[Required work]: All entries should be output exactly as they stand.

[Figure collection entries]
━━━━━━
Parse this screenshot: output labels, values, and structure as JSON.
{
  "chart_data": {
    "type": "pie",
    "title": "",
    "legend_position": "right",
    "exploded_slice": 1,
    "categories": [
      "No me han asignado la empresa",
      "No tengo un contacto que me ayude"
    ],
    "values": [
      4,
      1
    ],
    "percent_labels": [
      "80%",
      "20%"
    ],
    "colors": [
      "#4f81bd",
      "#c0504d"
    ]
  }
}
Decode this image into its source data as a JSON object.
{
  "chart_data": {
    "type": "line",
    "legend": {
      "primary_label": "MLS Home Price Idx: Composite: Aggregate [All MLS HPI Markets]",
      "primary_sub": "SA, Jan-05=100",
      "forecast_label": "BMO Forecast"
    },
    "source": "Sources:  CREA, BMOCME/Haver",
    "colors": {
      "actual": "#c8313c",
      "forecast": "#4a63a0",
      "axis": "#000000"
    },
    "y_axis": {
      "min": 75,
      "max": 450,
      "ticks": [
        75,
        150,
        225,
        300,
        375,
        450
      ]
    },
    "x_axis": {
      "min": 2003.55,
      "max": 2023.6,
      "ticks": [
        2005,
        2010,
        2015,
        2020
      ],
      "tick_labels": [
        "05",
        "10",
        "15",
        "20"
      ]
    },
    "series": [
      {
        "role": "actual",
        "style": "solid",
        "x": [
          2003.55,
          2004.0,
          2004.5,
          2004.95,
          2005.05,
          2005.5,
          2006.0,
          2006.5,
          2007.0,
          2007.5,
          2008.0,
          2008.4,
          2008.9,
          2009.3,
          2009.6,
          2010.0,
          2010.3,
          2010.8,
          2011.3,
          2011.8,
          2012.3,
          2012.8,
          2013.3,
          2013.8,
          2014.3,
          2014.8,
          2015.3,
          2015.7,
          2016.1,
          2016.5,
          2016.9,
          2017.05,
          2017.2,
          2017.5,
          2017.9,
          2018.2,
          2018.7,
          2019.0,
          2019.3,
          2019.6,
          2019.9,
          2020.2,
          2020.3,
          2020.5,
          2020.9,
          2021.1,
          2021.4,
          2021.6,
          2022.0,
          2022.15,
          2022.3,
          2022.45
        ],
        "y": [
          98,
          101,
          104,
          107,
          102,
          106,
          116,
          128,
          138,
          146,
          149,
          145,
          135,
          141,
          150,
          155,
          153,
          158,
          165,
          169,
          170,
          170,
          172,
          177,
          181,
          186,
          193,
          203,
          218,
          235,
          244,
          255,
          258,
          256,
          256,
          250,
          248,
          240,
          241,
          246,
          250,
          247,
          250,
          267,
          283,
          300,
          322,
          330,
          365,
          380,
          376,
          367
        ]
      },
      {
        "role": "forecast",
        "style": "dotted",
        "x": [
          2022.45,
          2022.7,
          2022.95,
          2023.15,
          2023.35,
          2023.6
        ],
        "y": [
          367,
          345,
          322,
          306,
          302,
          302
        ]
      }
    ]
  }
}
━━━━━━
[Result of the task]:
Parse this screenshot: output labels, values, and structure as JSON.
{
  "chart_data": {
    "type": "pie",
    "title": "",
    "legend_position": "right",
    "exploded_slice": 1,
    "categories": [
      "No me han asignado la empresa",
      "No tengo un contacto que me ayude"
    ],
    "values": [
      4,
      1
    ],
    "percent_labels": [
      "80%",
      "20%"
    ],
    "colors": [
      "#4f81bd",
      "#c0504d"
    ]
  }
}
Decode this image into its source data as a JSON object.
{
  "chart_data": {
    "type": "line",
    "legend": {
      "primary_label": "MLS Home Price Idx: Composite: Aggregate [All MLS HPI Markets]",
      "primary_sub": "SA, Jan-05=100",
      "forecast_label": "BMO Forecast"
    },
    "source": "Sources:  CREA, BMOCME/Haver",
    "colors": {
      "actual": "#c8313c",
      "forecast": "#4a63a0",
      "axis": "#000000"
    },
    "y_axis": {
      "min": 75,
      "max": 450,
      "ticks": [
        75,
        150,
        225,
        300,
        375,
        450
      ]
    },
    "x_axis": {
      "min": 2003.55,
      "max": 2023.6,
      "ticks": [
        2005,
        2010,
        2015,
        2020
      ],
      "tick_labels": [
        "05",
        "10",
        "15",
        "20"
      ]
    },
    "series": [
      {
        "role": "actual",
        "style": "solid",
        "x": [
          2003.55,
          2004.0,
          2004.5,
          2004.95,
          2005.05,
          2005.5,
          2006.0,
          2006.5,
          2007.0,
          2007.5,
          2008.0,
          2008.4,
          2008.9,
          2009.3,
          2009.6,
          2010.0,
          2010.3,
          2010.8,
          2011.3,
          2011.8,
          2012.3,
          2012.8,
          2013.3,
          2013.8,
          2014.3,
          2014.8,
          2015.3,
          2015.7,
          2016.1,
          2016.5,
          2016.9,
          2017.05,
          2017.2,
          2017.5,
          2017.9,
          2018.2,
          2018.7,
          2019.0,
          2019.3,
          2019.6,
          2019.9,
          2020.2,
          2020.3,
          2020.5,
          2020.9,
          2021.1,
          2021.4,
          2021.6,
          2022.0,
          2022.15,
          2022.3,
          2022.45
        ],
        "y": [
          98,
          101,
          104,
          107,
          102,
          106,
          116,
          128,
          138,
          146,
          149,
          145,
          135,
          141,
          150,
          155,
          153,
          158,
          165,
          169,
          170,
          170,
          172,
          177,
          181,
          186,
          193,
          203,
          218,
          235,
          244,
          255,
          258,
          256,
          256,
          250,
          248,
          240,
          241,
          246,
          250,
          247,
          250,
          267,
          283,
          300,
          322,
          330,
          365,
          380,
          376,
          367
        ]
      },
      {
        "role": "forecast",
        "style": "dotted",
        "x": [
          2022.45,
          2022.7,
          2022.95,
          2023.15,
          2023.35,
          2023.6
        ],
        "y": [
          367,
          345,
          322,
          306,
          302,
          302
        ]
      }
    ]
  }
}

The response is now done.